What the task asks: Without changing a character, return the entries, but not the images they hold.

** Start Material shown **

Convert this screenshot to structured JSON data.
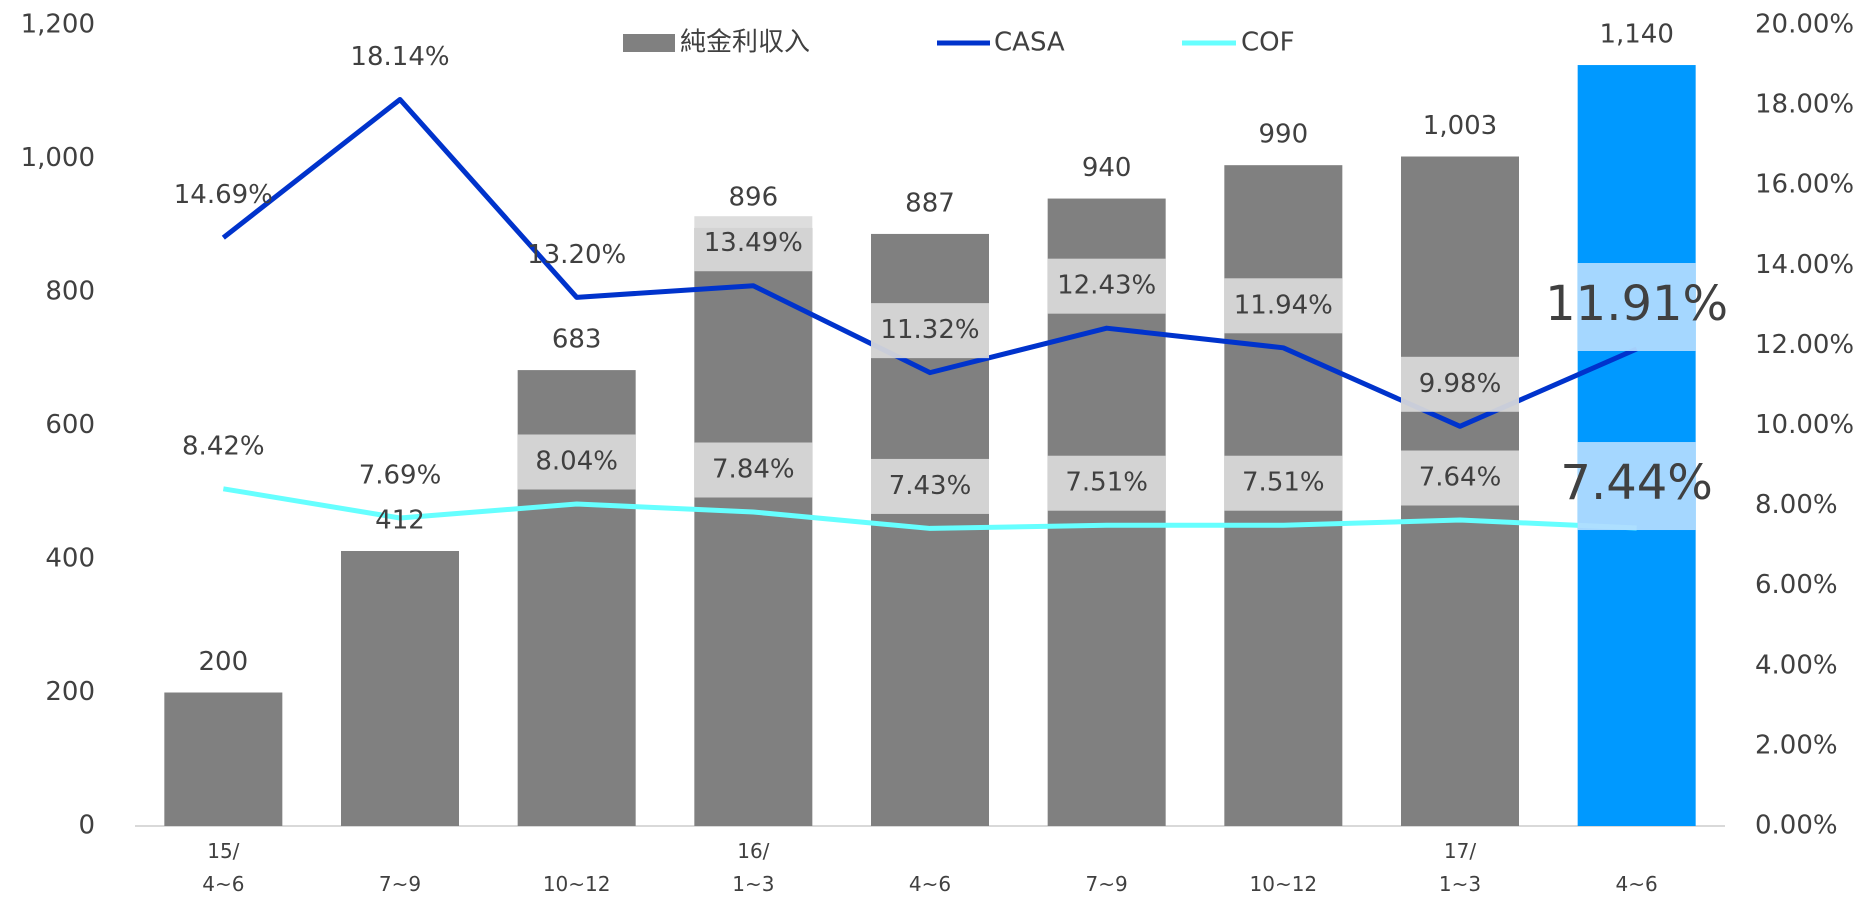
{
  "chart_data": {
    "type": "bar",
    "categories": [
      "15/\n4~6",
      "7~9",
      "10~12",
      "16/\n1~3",
      "4~6",
      "7~9",
      "10~12",
      "17/\n1~3",
      "4~6"
    ],
    "series": [
      {
        "name": "純金利収入",
        "type": "bar",
        "color": "#808080",
        "colors": [
          "#808080",
          "#808080",
          "#808080",
          "#808080",
          "#808080",
          "#808080",
          "#808080",
          "#808080",
          "#0099ff"
        ],
        "values": [
          200,
          412,
          683,
          896,
          887,
          940,
          990,
          1003,
          1140
        ],
        "value_labels": [
          "200",
          "412",
          "683",
          "896",
          "887",
          "940",
          "990",
          "1,003",
          "1,140"
        ]
      },
      {
        "name": "CASA",
        "type": "line",
        "axis": "y2",
        "color": "#0033cc",
        "values": [
          14.69,
          18.14,
          13.2,
          13.49,
          11.32,
          12.43,
          11.94,
          9.98,
          11.91
        ],
        "value_labels": [
          "14.69%",
          "18.14%",
          "13.20%",
          "13.49%",
          "11.32%",
          "12.43%",
          "11.94%",
          "9.98%",
          "11.91%"
        ],
        "label_box": [
          false,
          false,
          false,
          true,
          true,
          true,
          true,
          true,
          true
        ]
      },
      {
        "name": "COF",
        "type": "line",
        "axis": "y2",
        "color": "#66ffff",
        "values": [
          8.42,
          7.69,
          8.04,
          7.84,
          7.43,
          7.51,
          7.51,
          7.64,
          7.44
        ],
        "value_labels": [
          "8.42%",
          "7.69%",
          "8.04%",
          "7.84%",
          "7.43%",
          "7.51%",
          "7.51%",
          "7.64%",
          "7.44%"
        ],
        "label_box": [
          false,
          false,
          true,
          true,
          true,
          true,
          true,
          true,
          true
        ]
      }
    ],
    "ylim": [
      0,
      1200
    ],
    "yticks": [
      0,
      200,
      400,
      600,
      800,
      {
        "value": 1000,
        "label": "1,000"
      },
      {
        "value": 1200,
        "label": "1,200"
      }
    ],
    "y2lim": [
      0,
      20
    ],
    "y2ticks": [
      {
        "value": 0,
        "label": "0.00%"
      },
      {
        "value": 2,
        "label": "2.00%"
      },
      {
        "value": 4,
        "label": "4.00%"
      },
      {
        "value": 6,
        "label": "6.00%"
      },
      {
        "value": 8,
        "label": "8.00%"
      },
      {
        "value": 10,
        "label": "10.00%"
      },
      {
        "value": 12,
        "label": "12.00%"
      },
      {
        "value": 14,
        "label": "14.00%"
      },
      {
        "value": 16,
        "label": "16.00%"
      },
      {
        "value": 18,
        "label": "18.00%"
      },
      {
        "value": 20,
        "label": "20.00%"
      }
    ],
    "legend": "top",
    "grid": false
  }
}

** End Material shown **

Solution to the problem:
Convert this screenshot to structured JSON data.
{
  "chart_data": {
    "type": "bar",
    "categories": [
      "15/\n4~6",
      "7~9",
      "10~12",
      "16/\n1~3",
      "4~6",
      "7~9",
      "10~12",
      "17/\n1~3",
      "4~6"
    ],
    "series": [
      {
        "name": "純金利収入",
        "type": "bar",
        "color": "#808080",
        "colors": [
          "#808080",
          "#808080",
          "#808080",
          "#808080",
          "#808080",
          "#808080",
          "#808080",
          "#808080",
          "#0099ff"
        ],
        "values": [
          200,
          412,
          683,
          896,
          887,
          940,
          990,
          1003,
          1140
        ],
        "value_labels": [
          "200",
          "412",
          "683",
          "896",
          "887",
          "940",
          "990",
          "1,003",
          "1,140"
        ]
      },
      {
        "name": "CASA",
        "type": "line",
        "axis": "y2",
        "color": "#0033cc",
        "values": [
          14.69,
          18.14,
          13.2,
          13.49,
          11.32,
          12.43,
          11.94,
          9.98,
          11.91
        ],
        "value_labels": [
          "14.69%",
          "18.14%",
          "13.20%",
          "13.49%",
          "11.32%",
          "12.43%",
          "11.94%",
          "9.98%",
          "11.91%"
        ],
        "label_box": [
          false,
          false,
          false,
          true,
          true,
          true,
          true,
          true,
          true
        ]
      },
      {
        "name": "COF",
        "type": "line",
        "axis": "y2",
        "color": "#66ffff",
        "values": [
          8.42,
          7.69,
          8.04,
          7.84,
          7.43,
          7.51,
          7.51,
          7.64,
          7.44
        ],
        "value_labels": [
          "8.42%",
          "7.69%",
          "8.04%",
          "7.84%",
          "7.43%",
          "7.51%",
          "7.51%",
          "7.64%",
          "7.44%"
        ],
        "label_box": [
          false,
          false,
          true,
          true,
          true,
          true,
          true,
          true,
          true
        ]
      }
    ],
    "ylim": [
      0,
      1200
    ],
    "yticks": [
      0,
      200,
      400,
      600,
      800,
      {
        "value": 1000,
        "label": "1,000"
      },
      {
        "value": 1200,
        "label": "1,200"
      }
    ],
    "y2lim": [
      0,
      20
    ],
    "y2ticks": [
      {
        "value": 0,
        "label": "0.00%"
      },
      {
        "value": 2,
        "label": "2.00%"
      },
      {
        "value": 4,
        "label": "4.00%"
      },
      {
        "value": 6,
        "label": "6.00%"
      },
      {
        "value": 8,
        "label": "8.00%"
      },
      {
        "value": 10,
        "label": "10.00%"
      },
      {
        "value": 12,
        "label": "12.00%"
      },
      {
        "value": 14,
        "label": "14.00%"
      },
      {
        "value": 16,
        "label": "16.00%"
      },
      {
        "value": 18,
        "label": "18.00%"
      },
      {
        "value": 20,
        "label": "20.00%"
      }
    ],
    "legend": "top",
    "grid": false
  }
}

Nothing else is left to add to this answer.